● Material
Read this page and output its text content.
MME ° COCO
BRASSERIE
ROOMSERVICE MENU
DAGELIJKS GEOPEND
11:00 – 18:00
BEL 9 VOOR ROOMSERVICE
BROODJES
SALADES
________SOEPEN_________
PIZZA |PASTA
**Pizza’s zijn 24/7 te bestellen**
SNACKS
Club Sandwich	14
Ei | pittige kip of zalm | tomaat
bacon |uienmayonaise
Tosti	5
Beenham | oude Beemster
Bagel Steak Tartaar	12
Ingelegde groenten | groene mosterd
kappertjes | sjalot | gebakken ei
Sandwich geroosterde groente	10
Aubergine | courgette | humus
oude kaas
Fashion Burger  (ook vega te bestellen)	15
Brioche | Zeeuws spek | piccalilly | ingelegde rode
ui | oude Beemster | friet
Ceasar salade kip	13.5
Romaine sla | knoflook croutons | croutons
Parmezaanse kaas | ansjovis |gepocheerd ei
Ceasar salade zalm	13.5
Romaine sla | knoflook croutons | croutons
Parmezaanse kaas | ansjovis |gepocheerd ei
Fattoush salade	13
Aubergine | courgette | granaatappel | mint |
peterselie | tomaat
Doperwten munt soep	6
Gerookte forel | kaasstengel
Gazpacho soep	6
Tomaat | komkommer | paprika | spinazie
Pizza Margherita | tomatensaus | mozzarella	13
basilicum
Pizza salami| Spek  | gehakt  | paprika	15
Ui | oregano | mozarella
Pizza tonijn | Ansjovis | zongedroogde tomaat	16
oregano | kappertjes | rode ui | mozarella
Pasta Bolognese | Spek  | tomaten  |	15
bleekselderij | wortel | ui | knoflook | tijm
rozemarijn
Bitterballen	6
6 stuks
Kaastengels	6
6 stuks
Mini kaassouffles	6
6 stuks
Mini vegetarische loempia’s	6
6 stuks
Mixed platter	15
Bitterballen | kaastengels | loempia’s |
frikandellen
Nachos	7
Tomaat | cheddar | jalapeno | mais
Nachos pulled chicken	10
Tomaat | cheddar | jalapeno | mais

● Short problem
Without leaving anything out, give the entries again exactly.

● Full response
Read this page and output its text content.
MME ° COCO
BRASSERIE
ROOMSERVICE MENU
DAGELIJKS GEOPEND
11:00 – 18:00
BEL 9 VOOR ROOMSERVICE
BROODJES
SALADES
________SOEPEN_________
PIZZA |PASTA
**Pizza’s zijn 24/7 te bestellen**
SNACKS
Club Sandwich	14
Ei | pittige kip of zalm | tomaat
bacon |uienmayonaise
Tosti	5
Beenham | oude Beemster
Bagel Steak Tartaar	12
Ingelegde groenten | groene mosterd
kappertjes | sjalot | gebakken ei
Sandwich geroosterde groente	10
Aubergine | courgette | humus
oude kaas
Fashion Burger  (ook vega te bestellen)	15
Brioche | Zeeuws spek | piccalilly | ingelegde rode
ui | oude Beemster | friet
Ceasar salade kip	13.5
Romaine sla | knoflook croutons | croutons
Parmezaanse kaas | ansjovis |gepocheerd ei
Ceasar salade zalm	13.5
Romaine sla | knoflook croutons | croutons
Parmezaanse kaas | ansjovis |gepocheerd ei
Fattoush salade	13
Aubergine | courgette | granaatappel | mint |
peterselie | tomaat
Doperwten munt soep	6
Gerookte forel | kaasstengel
Gazpacho soep	6
Tomaat | komkommer | paprika | spinazie
Pizza Margherita | tomatensaus | mozzarella	13
basilicum
Pizza salami| Spek  | gehakt  | paprika	15
Ui | oregano | mozarella
Pizza tonijn | Ansjovis | zongedroogde tomaat	16
oregano | kappertjes | rode ui | mozarella
Pasta Bolognese | Spek  | tomaten  |	15
bleekselderij | wortel | ui | knoflook | tijm
rozemarijn
Bitterballen	6
6 stuks
Kaastengels	6
6 stuks
Mini kaassouffles	6
6 stuks
Mini vegetarische loempia’s	6
6 stuks
Mixed platter	15
Bitterballen | kaastengels | loempia’s |
frikandellen
Nachos	7
Tomaat | cheddar | jalapeno | mais
Nachos pulled chicken	10
Tomaat | cheddar | jalapeno | mais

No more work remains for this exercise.